• What the exercise asks: Pull out every line with the word "JSON" from the entries below.

————————

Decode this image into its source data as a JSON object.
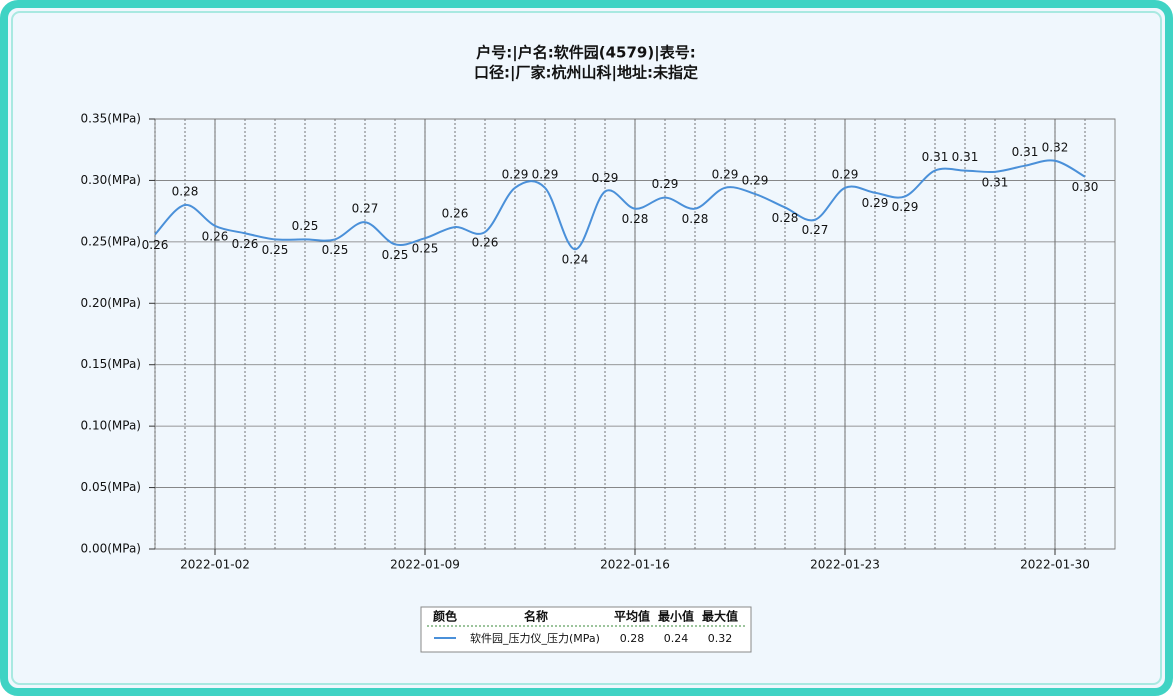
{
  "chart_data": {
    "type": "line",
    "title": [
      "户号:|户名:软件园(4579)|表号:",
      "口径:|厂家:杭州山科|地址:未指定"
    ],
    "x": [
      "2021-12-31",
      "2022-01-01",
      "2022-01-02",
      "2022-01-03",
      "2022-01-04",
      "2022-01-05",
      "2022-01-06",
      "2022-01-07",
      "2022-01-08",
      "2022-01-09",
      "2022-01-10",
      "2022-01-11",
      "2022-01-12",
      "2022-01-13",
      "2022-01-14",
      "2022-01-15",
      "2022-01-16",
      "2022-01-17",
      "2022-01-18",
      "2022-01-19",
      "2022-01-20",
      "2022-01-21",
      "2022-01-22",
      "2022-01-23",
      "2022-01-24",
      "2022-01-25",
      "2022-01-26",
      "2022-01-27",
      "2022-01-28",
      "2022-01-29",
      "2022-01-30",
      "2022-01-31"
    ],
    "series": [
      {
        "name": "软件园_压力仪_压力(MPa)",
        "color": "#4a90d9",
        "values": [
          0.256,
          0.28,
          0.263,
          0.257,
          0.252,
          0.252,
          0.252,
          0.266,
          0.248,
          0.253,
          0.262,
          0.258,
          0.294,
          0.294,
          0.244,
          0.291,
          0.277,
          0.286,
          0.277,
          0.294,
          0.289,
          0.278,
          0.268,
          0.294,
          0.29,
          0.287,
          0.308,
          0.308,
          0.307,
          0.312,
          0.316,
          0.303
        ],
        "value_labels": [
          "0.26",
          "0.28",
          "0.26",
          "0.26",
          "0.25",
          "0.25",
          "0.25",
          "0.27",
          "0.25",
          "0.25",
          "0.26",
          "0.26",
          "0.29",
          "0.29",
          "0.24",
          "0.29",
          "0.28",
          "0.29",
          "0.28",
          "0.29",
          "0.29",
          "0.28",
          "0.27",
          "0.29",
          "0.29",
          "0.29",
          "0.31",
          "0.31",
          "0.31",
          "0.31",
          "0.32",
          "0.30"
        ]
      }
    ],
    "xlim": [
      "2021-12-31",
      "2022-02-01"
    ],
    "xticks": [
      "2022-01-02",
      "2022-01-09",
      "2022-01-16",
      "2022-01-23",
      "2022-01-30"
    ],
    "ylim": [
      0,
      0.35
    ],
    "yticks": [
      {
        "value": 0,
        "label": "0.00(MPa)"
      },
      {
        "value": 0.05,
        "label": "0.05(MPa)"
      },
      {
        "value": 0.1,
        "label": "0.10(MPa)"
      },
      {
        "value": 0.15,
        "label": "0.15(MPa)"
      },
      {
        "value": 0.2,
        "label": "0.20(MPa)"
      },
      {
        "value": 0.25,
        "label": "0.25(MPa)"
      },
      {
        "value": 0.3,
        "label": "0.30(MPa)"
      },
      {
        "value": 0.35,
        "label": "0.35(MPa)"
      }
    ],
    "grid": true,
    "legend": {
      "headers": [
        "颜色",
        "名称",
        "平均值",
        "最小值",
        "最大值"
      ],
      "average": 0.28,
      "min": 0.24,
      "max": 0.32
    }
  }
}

————————

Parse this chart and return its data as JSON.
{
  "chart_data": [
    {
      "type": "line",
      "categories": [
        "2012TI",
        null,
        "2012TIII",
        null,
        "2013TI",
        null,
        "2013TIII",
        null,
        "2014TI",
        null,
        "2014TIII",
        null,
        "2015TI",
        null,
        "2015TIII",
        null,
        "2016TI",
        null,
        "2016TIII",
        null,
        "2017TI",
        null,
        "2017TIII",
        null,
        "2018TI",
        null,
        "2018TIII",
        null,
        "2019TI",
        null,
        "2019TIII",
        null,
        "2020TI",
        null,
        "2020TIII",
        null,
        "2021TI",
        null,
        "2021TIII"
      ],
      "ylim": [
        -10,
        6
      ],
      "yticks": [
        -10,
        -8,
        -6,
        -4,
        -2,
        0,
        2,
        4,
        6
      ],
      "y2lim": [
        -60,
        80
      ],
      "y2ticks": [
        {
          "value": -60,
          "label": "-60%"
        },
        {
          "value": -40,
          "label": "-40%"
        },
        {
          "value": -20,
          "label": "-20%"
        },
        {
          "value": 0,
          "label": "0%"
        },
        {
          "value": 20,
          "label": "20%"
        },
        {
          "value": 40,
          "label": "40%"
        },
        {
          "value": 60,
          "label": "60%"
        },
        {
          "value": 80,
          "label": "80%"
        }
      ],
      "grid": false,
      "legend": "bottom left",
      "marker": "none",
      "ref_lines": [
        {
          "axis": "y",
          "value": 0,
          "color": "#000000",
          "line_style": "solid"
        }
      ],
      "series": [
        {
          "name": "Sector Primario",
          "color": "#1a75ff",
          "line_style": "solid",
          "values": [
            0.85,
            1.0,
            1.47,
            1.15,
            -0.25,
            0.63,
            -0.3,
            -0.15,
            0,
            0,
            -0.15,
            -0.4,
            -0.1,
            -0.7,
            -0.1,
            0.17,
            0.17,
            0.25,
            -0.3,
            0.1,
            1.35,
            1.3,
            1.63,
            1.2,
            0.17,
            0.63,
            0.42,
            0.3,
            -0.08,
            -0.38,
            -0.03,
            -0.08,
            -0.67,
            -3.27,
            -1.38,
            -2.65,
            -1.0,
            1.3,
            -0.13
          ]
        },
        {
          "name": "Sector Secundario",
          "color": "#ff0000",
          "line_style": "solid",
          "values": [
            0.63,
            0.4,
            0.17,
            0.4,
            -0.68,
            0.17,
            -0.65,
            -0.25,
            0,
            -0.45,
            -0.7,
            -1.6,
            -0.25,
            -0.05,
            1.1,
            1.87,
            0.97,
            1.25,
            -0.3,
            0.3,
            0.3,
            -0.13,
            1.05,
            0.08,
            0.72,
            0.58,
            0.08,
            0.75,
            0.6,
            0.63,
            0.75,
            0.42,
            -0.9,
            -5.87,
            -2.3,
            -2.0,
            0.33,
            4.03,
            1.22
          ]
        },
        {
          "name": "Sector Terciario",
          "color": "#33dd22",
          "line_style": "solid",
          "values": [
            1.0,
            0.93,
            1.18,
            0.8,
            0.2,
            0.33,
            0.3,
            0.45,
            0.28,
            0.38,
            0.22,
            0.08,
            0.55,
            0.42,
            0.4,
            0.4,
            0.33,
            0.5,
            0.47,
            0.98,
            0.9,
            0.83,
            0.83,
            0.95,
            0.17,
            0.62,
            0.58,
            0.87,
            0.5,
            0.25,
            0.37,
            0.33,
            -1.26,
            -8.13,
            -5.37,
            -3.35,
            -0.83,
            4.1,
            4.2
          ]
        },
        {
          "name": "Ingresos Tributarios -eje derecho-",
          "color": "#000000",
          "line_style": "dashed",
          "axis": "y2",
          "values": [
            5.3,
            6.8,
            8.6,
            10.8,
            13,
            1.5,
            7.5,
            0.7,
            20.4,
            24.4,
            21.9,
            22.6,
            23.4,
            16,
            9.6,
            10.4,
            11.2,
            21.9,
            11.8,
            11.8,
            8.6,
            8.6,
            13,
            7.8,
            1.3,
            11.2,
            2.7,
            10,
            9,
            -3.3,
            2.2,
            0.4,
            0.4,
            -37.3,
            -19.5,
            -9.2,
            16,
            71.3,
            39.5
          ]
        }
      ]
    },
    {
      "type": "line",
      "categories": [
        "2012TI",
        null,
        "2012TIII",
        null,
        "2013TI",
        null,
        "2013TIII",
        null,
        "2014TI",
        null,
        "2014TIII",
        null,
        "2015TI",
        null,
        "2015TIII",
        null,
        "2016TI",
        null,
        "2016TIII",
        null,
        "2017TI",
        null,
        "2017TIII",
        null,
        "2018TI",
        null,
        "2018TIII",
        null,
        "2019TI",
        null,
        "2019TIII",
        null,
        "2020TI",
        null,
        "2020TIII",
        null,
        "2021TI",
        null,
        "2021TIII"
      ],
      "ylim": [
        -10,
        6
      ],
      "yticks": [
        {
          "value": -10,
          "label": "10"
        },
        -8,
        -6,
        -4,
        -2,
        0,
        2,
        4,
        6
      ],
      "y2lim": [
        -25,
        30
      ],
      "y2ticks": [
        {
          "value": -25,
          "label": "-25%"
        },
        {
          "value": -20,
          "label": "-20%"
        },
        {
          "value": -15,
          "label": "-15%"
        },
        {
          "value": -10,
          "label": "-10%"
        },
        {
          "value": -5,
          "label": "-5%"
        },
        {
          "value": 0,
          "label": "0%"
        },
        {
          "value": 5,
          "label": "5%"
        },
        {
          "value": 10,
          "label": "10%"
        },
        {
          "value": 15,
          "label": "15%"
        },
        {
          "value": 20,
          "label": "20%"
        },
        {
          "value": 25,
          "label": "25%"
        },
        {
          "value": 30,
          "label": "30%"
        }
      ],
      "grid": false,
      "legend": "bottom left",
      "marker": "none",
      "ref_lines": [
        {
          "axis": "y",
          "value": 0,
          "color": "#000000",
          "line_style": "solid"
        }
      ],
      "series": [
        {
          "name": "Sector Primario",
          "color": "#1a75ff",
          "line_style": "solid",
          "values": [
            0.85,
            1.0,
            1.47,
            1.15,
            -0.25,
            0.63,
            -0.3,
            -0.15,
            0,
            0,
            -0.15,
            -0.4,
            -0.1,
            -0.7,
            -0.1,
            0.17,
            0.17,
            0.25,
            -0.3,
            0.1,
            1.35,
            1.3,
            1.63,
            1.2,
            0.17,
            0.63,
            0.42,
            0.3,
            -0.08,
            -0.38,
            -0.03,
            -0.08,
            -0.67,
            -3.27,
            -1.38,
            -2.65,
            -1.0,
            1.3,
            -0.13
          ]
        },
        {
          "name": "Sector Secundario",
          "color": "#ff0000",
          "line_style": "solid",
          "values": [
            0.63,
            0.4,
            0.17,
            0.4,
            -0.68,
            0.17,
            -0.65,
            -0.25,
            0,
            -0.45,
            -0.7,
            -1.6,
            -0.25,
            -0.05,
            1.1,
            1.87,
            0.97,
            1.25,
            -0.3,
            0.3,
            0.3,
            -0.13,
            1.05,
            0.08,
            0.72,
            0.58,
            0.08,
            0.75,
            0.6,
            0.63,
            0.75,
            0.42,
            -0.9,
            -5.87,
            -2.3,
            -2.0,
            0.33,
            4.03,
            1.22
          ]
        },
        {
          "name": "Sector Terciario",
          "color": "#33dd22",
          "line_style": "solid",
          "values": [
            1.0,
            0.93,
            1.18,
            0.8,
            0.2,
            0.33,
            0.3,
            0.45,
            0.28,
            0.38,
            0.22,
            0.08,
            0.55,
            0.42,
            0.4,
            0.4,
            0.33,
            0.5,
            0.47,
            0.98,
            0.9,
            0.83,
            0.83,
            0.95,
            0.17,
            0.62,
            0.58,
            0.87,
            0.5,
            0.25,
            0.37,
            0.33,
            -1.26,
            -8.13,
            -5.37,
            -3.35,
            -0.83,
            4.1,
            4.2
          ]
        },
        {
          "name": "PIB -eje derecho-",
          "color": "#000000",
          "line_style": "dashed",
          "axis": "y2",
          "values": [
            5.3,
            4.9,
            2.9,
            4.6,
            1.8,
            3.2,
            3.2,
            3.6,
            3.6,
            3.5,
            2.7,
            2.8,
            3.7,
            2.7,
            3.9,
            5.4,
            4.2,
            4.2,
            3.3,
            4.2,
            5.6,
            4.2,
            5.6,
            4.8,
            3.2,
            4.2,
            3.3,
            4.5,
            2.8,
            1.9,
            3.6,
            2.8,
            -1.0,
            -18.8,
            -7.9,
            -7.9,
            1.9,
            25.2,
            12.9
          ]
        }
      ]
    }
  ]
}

————————

• Correct output:
Decode this image into its source data as a JSON object.
Parse this chart and return its data as JSON.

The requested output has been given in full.